## [What is needed]
In the material below, identify each line bearing the word "JSON". Reproduce those lines.

## [Material supplied]
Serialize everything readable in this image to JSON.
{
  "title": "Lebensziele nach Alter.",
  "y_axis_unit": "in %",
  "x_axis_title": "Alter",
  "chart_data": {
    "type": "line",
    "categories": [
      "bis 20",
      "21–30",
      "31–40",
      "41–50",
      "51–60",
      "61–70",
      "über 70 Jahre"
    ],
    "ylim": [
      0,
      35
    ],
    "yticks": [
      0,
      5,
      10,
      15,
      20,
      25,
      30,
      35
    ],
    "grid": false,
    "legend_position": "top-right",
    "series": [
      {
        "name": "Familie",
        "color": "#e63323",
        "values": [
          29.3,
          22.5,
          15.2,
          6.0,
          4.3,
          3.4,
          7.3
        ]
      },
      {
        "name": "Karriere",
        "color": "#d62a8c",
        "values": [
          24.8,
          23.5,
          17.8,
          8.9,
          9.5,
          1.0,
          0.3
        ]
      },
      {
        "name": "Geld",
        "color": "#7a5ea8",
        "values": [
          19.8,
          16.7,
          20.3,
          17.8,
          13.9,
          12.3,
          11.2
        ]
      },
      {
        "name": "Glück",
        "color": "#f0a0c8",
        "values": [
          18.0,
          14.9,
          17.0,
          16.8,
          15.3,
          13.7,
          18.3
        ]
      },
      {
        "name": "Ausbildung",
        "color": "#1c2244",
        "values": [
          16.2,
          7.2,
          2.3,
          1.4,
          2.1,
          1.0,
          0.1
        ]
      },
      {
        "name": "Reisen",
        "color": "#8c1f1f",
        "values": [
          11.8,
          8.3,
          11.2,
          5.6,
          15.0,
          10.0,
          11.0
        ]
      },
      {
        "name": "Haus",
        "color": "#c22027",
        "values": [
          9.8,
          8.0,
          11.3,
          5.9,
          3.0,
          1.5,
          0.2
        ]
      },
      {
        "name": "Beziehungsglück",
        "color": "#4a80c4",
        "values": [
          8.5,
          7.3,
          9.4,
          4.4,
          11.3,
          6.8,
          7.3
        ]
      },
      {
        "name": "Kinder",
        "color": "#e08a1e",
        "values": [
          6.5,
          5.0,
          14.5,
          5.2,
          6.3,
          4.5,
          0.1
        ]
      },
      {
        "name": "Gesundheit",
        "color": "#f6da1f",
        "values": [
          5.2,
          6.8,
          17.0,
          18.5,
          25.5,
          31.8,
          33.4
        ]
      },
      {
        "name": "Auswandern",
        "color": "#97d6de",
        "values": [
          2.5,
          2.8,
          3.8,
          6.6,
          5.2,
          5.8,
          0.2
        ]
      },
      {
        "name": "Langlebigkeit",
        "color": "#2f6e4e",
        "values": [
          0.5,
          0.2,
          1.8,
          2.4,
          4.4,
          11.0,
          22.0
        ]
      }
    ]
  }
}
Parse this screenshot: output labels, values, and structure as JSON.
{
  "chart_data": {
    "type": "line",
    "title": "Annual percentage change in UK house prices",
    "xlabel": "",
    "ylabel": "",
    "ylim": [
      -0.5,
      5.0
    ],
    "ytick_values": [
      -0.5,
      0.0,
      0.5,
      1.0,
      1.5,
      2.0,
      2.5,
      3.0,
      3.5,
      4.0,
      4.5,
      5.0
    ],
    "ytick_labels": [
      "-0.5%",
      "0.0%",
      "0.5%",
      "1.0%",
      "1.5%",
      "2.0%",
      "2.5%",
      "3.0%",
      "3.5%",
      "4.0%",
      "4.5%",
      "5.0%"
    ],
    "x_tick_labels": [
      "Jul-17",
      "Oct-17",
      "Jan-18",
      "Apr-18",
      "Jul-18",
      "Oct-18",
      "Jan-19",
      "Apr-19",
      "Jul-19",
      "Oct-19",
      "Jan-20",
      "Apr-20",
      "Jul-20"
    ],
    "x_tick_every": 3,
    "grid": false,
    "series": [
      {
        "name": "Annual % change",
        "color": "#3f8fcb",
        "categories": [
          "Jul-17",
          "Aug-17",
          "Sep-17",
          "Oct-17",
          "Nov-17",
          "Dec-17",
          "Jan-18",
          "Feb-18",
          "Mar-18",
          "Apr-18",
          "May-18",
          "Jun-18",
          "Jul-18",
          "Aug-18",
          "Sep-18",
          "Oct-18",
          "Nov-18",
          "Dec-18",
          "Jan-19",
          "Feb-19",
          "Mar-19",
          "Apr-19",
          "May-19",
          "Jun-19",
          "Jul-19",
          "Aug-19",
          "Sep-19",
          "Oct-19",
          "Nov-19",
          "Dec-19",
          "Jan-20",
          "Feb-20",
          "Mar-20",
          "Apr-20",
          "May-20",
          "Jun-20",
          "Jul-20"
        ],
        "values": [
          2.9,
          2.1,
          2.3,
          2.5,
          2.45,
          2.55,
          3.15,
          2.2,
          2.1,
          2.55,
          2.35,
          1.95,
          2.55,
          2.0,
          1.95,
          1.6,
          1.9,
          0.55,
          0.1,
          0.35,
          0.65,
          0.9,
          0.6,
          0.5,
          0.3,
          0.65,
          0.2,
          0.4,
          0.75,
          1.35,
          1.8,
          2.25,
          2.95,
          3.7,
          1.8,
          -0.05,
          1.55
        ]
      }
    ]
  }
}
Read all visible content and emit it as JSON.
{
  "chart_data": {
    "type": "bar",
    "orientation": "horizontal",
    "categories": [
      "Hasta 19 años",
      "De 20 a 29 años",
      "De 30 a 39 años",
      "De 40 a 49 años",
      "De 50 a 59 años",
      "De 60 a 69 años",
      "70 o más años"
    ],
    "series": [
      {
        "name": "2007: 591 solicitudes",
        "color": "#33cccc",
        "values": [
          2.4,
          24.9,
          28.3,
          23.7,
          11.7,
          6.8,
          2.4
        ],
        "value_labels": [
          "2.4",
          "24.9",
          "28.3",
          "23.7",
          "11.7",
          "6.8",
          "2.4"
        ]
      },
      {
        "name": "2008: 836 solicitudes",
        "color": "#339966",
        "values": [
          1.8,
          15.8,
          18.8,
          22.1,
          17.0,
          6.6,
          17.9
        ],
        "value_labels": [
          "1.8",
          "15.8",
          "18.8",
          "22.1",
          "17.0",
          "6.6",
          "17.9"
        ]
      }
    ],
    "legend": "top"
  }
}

...

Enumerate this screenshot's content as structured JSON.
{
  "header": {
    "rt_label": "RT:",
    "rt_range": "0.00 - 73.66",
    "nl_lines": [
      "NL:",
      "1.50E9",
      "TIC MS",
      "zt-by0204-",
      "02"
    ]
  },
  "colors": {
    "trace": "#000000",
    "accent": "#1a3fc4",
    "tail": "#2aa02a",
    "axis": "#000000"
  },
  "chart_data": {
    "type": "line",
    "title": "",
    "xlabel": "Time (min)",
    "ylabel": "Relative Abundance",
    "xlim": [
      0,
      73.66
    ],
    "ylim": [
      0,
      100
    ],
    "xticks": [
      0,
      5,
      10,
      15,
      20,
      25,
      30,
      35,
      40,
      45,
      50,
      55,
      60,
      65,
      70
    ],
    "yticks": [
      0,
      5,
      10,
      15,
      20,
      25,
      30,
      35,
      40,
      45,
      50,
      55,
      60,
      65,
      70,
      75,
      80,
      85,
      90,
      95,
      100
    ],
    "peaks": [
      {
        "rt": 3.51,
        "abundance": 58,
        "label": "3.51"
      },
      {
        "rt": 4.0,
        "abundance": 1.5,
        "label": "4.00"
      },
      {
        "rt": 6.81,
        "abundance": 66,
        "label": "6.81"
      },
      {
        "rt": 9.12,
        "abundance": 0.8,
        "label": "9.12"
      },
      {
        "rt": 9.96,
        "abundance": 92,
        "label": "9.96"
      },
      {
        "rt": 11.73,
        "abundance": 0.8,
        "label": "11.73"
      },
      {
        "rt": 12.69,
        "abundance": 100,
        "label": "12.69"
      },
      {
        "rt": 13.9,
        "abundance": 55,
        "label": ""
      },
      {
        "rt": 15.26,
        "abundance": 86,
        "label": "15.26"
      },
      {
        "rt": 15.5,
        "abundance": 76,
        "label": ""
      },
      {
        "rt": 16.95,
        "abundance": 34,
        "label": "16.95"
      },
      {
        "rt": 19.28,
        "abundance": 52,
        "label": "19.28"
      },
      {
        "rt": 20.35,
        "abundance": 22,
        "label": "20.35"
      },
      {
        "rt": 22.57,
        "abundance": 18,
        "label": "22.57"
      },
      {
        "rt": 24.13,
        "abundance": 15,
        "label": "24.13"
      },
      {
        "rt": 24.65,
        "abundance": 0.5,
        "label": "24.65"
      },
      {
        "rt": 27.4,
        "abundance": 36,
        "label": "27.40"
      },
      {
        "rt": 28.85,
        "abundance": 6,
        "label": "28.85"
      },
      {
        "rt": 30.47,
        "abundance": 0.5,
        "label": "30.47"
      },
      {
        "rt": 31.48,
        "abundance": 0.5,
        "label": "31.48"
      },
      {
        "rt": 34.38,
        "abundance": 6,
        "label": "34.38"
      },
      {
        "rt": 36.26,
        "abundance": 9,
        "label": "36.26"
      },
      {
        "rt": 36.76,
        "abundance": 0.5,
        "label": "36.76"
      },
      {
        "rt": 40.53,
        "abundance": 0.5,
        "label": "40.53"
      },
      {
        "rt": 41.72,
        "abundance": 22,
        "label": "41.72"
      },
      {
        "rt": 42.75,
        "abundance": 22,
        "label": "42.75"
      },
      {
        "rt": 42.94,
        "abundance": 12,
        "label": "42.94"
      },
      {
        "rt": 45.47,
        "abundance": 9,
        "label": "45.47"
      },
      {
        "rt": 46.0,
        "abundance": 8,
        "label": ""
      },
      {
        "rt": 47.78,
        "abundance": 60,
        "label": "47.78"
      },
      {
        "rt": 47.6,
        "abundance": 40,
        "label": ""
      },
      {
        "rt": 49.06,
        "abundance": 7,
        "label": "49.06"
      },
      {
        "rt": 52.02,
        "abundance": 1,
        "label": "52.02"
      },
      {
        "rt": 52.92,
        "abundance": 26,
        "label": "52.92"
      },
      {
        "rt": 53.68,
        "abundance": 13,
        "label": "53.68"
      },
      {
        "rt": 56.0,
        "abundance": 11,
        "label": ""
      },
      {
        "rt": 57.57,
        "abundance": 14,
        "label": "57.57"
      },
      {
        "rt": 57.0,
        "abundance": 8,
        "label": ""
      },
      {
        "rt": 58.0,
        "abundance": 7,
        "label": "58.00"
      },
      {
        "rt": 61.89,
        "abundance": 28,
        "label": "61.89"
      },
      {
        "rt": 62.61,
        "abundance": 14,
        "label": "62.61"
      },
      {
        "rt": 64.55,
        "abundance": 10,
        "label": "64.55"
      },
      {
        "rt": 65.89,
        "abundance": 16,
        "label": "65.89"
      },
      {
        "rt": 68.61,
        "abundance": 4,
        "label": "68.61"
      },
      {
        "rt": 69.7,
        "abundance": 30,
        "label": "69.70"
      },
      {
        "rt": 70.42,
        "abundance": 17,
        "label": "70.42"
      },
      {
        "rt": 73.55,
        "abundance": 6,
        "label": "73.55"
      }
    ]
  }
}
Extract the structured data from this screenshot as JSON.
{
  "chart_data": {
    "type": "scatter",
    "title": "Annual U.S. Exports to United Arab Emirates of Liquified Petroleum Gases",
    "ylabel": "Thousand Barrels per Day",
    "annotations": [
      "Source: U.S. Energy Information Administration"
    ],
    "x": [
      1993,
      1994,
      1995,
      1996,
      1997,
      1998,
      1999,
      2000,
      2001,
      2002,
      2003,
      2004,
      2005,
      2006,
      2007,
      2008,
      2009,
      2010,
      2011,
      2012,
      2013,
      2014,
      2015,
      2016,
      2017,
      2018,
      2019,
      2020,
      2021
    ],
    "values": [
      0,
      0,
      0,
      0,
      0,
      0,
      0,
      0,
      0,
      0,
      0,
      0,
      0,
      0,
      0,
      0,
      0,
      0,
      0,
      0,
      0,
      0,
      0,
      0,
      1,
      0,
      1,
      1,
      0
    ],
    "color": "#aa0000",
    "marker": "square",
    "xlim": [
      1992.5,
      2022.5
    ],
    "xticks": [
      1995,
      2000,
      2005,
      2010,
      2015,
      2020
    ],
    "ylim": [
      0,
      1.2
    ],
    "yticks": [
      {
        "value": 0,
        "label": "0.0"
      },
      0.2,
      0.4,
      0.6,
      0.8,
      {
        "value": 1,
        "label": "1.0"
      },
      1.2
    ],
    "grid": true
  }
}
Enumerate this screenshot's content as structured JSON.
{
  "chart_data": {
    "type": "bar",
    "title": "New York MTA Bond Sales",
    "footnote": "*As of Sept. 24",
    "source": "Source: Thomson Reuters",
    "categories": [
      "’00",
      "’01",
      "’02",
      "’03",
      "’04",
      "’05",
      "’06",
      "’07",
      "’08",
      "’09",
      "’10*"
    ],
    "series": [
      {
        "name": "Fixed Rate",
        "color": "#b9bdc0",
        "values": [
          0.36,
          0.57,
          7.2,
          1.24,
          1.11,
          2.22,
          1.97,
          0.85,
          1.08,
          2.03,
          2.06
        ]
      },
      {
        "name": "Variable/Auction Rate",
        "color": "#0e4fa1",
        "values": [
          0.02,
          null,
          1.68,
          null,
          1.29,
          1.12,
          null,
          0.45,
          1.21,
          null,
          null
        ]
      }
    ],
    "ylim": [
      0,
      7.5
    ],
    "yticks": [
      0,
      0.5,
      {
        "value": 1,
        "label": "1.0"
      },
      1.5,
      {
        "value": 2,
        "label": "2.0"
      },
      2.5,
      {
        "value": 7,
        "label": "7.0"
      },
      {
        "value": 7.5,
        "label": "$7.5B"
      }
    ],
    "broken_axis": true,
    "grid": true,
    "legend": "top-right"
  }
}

## [Solution]
Serialize everything readable in this image to JSON.
Parse this screenshot: output labels, values, and structure as JSON.
Read all visible content and emit it as JSON.
Enumerate this screenshot's content as structured JSON.
Extract the structured data from this screenshot as JSON.
Enumerate this screenshot's content as structured JSON.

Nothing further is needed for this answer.